**What you should do**:
Wherever the word "arrow" appears in a line, copy that line.

/---

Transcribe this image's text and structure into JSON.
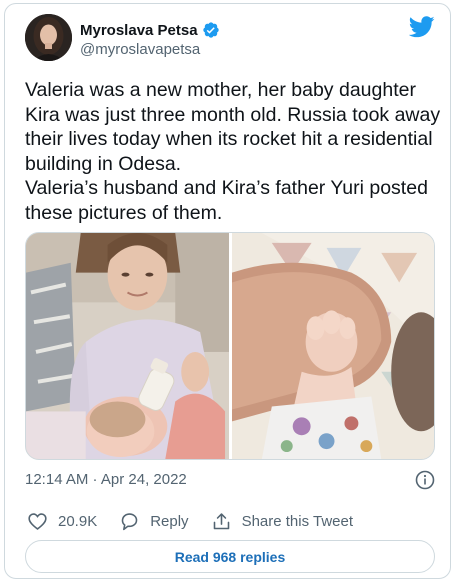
{
  "tweet": {
    "author": {
      "display_name": "Myroslava Petsa",
      "handle": "@myroslavapetsa",
      "verified": true
    },
    "text": "Valeria was a new mother, her baby daughter Kira was just three month old. Russia took away their lives today when its rocket hit a residential building in Odesa.\nValeria’s husband and Kira’s father Yuri posted these pictures of them.",
    "timestamp": "12:14 AM · Apr 24, 2022",
    "actions": {
      "likes": "20.9K",
      "reply_label": "Reply",
      "share_label": "Share this Tweet"
    },
    "read_replies_label": "Read 968 replies",
    "media": [
      {
        "description_icon": "photo-mother-baby"
      },
      {
        "description_icon": "photo-baby-hand"
      }
    ]
  },
  "colors": {
    "brand_blue": "#1d9bf0",
    "link_blue": "#1d6fb8",
    "secondary_text": "#536471",
    "border": "#cfd9de"
  }
}
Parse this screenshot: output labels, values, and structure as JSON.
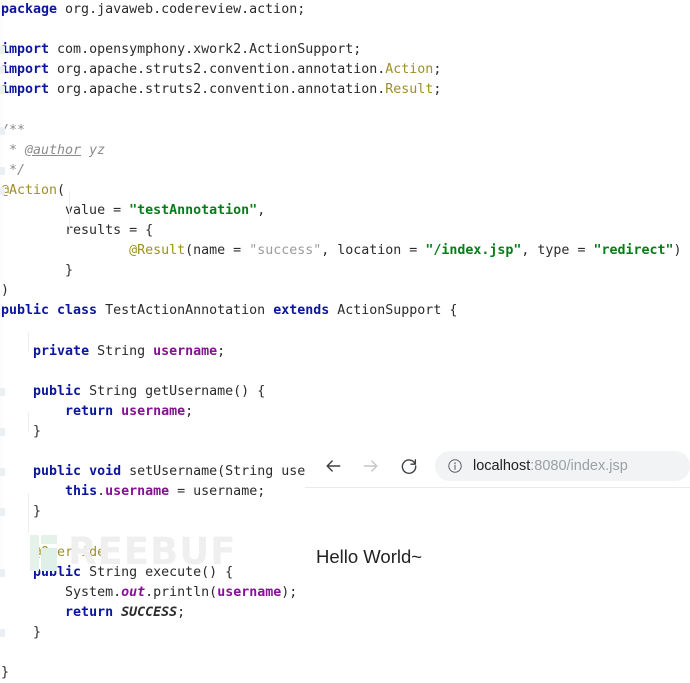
{
  "editor": {
    "language": "java",
    "colors": {
      "keyword": "#0a15a0",
      "annotation": "#9e8f25",
      "string": "#067d17",
      "string_muted": "#9b9b9b",
      "field": "#871094",
      "comment": "#8c8c8c",
      "text": "#2b2b2b",
      "background": "#ffffff"
    },
    "lines": [
      {
        "id": 1,
        "tokens": [
          {
            "t": "package ",
            "c": "kw"
          },
          {
            "t": "org.javaweb.codereview.action;",
            "c": "plain"
          }
        ]
      },
      {
        "id": 2,
        "tokens": []
      },
      {
        "id": 3,
        "gutter": true,
        "tokens": [
          {
            "t": "import ",
            "c": "kw"
          },
          {
            "t": "com.opensymphony.xwork2.ActionSupport;",
            "c": "plain"
          }
        ]
      },
      {
        "id": 4,
        "gutter": true,
        "tokens": [
          {
            "t": "import ",
            "c": "kw"
          },
          {
            "t": "org.apache.struts2.convention.annotation.",
            "c": "plain"
          },
          {
            "t": "Action",
            "c": "anno"
          },
          {
            "t": ";",
            "c": "plain"
          }
        ]
      },
      {
        "id": 5,
        "gutter": true,
        "tokens": [
          {
            "t": "import ",
            "c": "kw"
          },
          {
            "t": "org.apache.struts2.convention.annotation.",
            "c": "plain"
          },
          {
            "t": "Result",
            "c": "anno"
          },
          {
            "t": ";",
            "c": "plain"
          }
        ]
      },
      {
        "id": 6,
        "tokens": []
      },
      {
        "id": 7,
        "gutter": true,
        "tokens": [
          {
            "t": "/**",
            "c": "cmt"
          }
        ]
      },
      {
        "id": 8,
        "tokens": [
          {
            "t": " * ",
            "c": "cmt"
          },
          {
            "t": "@author",
            "c": "cmttag"
          },
          {
            "t": " yz",
            "c": "cmt"
          }
        ]
      },
      {
        "id": 9,
        "gutter": true,
        "tokens": [
          {
            "t": " */",
            "c": "cmt"
          }
        ]
      },
      {
        "id": 10,
        "gutter": true,
        "tokens": [
          {
            "t": "@Action",
            "c": "anno"
          },
          {
            "t": "(",
            "c": "plain"
          }
        ]
      },
      {
        "id": 11,
        "tokens": [
          {
            "t": "        value = ",
            "c": "plain"
          },
          {
            "t": "\"testAnnotation\"",
            "c": "str"
          },
          {
            "t": ",",
            "c": "plain"
          }
        ]
      },
      {
        "id": 12,
        "tokens": [
          {
            "t": "        results = {",
            "c": "plain"
          }
        ]
      },
      {
        "id": 13,
        "tokens": [
          {
            "t": "                ",
            "c": "plain"
          },
          {
            "t": "@Result",
            "c": "anno"
          },
          {
            "t": "(name = ",
            "c": "plain"
          },
          {
            "t": "\"success\"",
            "c": "strgray"
          },
          {
            "t": ", location = ",
            "c": "plain"
          },
          {
            "t": "\"/index.jsp\"",
            "c": "str"
          },
          {
            "t": ", type = ",
            "c": "plain"
          },
          {
            "t": "\"redirect\"",
            "c": "str"
          },
          {
            "t": ")",
            "c": "plain"
          }
        ]
      },
      {
        "id": 14,
        "tokens": [
          {
            "t": "        }",
            "c": "plain"
          }
        ]
      },
      {
        "id": 15,
        "tokens": [
          {
            "t": ")",
            "c": "plain"
          }
        ]
      },
      {
        "id": 16,
        "tokens": [
          {
            "t": "public class ",
            "c": "kw"
          },
          {
            "t": "TestActionAnnotation ",
            "c": "plain"
          },
          {
            "t": "extends ",
            "c": "kw"
          },
          {
            "t": "ActionSupport {",
            "c": "plain"
          }
        ]
      },
      {
        "id": 17,
        "tokens": []
      },
      {
        "id": 18,
        "tokens": [
          {
            "t": "    ",
            "c": "plain"
          },
          {
            "t": "private ",
            "c": "kw"
          },
          {
            "t": "String ",
            "c": "plain"
          },
          {
            "t": "username",
            "c": "field"
          },
          {
            "t": ";",
            "c": "plain"
          }
        ]
      },
      {
        "id": 19,
        "tokens": []
      },
      {
        "id": 20,
        "gutter": true,
        "tokens": [
          {
            "t": "    ",
            "c": "plain"
          },
          {
            "t": "public ",
            "c": "kw"
          },
          {
            "t": "String getUsername() {",
            "c": "plain"
          }
        ]
      },
      {
        "id": 21,
        "tokens": [
          {
            "t": "        ",
            "c": "plain"
          },
          {
            "t": "return ",
            "c": "kw"
          },
          {
            "t": "username",
            "c": "field"
          },
          {
            "t": ";",
            "c": "plain"
          }
        ]
      },
      {
        "id": 22,
        "gutter": true,
        "tokens": [
          {
            "t": "    }",
            "c": "plain"
          }
        ]
      },
      {
        "id": 23,
        "tokens": []
      },
      {
        "id": 24,
        "gutter": true,
        "tokens": [
          {
            "t": "    ",
            "c": "plain"
          },
          {
            "t": "public void ",
            "c": "kw"
          },
          {
            "t": "setUsername(String username) {",
            "c": "plain"
          }
        ]
      },
      {
        "id": 25,
        "tokens": [
          {
            "t": "        ",
            "c": "plain"
          },
          {
            "t": "this",
            "c": "kw"
          },
          {
            "t": ".",
            "c": "plain"
          },
          {
            "t": "username",
            "c": "field"
          },
          {
            "t": " = username;",
            "c": "plain"
          }
        ]
      },
      {
        "id": 26,
        "gutter": true,
        "tokens": [
          {
            "t": "    }",
            "c": "plain"
          }
        ]
      },
      {
        "id": 27,
        "tokens": []
      },
      {
        "id": 28,
        "tokens": [
          {
            "t": "    ",
            "c": "plain"
          },
          {
            "t": "@Override",
            "c": "anno"
          }
        ]
      },
      {
        "id": 29,
        "gutter": true,
        "tokens": [
          {
            "t": "    ",
            "c": "plain"
          },
          {
            "t": "public ",
            "c": "kw"
          },
          {
            "t": "String execute() {",
            "c": "plain"
          }
        ]
      },
      {
        "id": 30,
        "tokens": [
          {
            "t": "        System.",
            "c": "plain"
          },
          {
            "t": "out",
            "c": "statfld"
          },
          {
            "t": ".println(",
            "c": "plain"
          },
          {
            "t": "username",
            "c": "field"
          },
          {
            "t": ");",
            "c": "plain"
          }
        ]
      },
      {
        "id": 31,
        "tokens": [
          {
            "t": "        ",
            "c": "plain"
          },
          {
            "t": "return ",
            "c": "kw"
          },
          {
            "t": "SUCCESS",
            "c": "constit"
          },
          {
            "t": ";",
            "c": "plain"
          }
        ]
      },
      {
        "id": 32,
        "gutter": true,
        "tokens": [
          {
            "t": "    }",
            "c": "plain"
          }
        ]
      },
      {
        "id": 33,
        "tokens": []
      },
      {
        "id": 34,
        "tokens": [
          {
            "t": "}",
            "c": "plain"
          }
        ]
      }
    ]
  },
  "browser": {
    "nav": {
      "back_icon": "arrow-left-icon",
      "forward_icon": "arrow-right-icon",
      "reload_icon": "reload-icon",
      "back_enabled": true,
      "forward_enabled": false
    },
    "omnibox": {
      "site_info_icon": "info-circle-icon",
      "host": "localhost",
      "path": ":8080/index.jsp",
      "full_url": "localhost:8080/index.jsp",
      "background": "#f1f3f4"
    },
    "page": {
      "body_text": "Hello World~"
    }
  },
  "watermark": {
    "logo_icon": "freebuf-logo-icon",
    "text": "REEBUF",
    "color": "#efefef",
    "mark_color": "#e4f2ea"
  }
}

\---

**Full answer**:
      "back_icon": "arrow-left-icon",
      "forward_icon": "arrow-right-icon",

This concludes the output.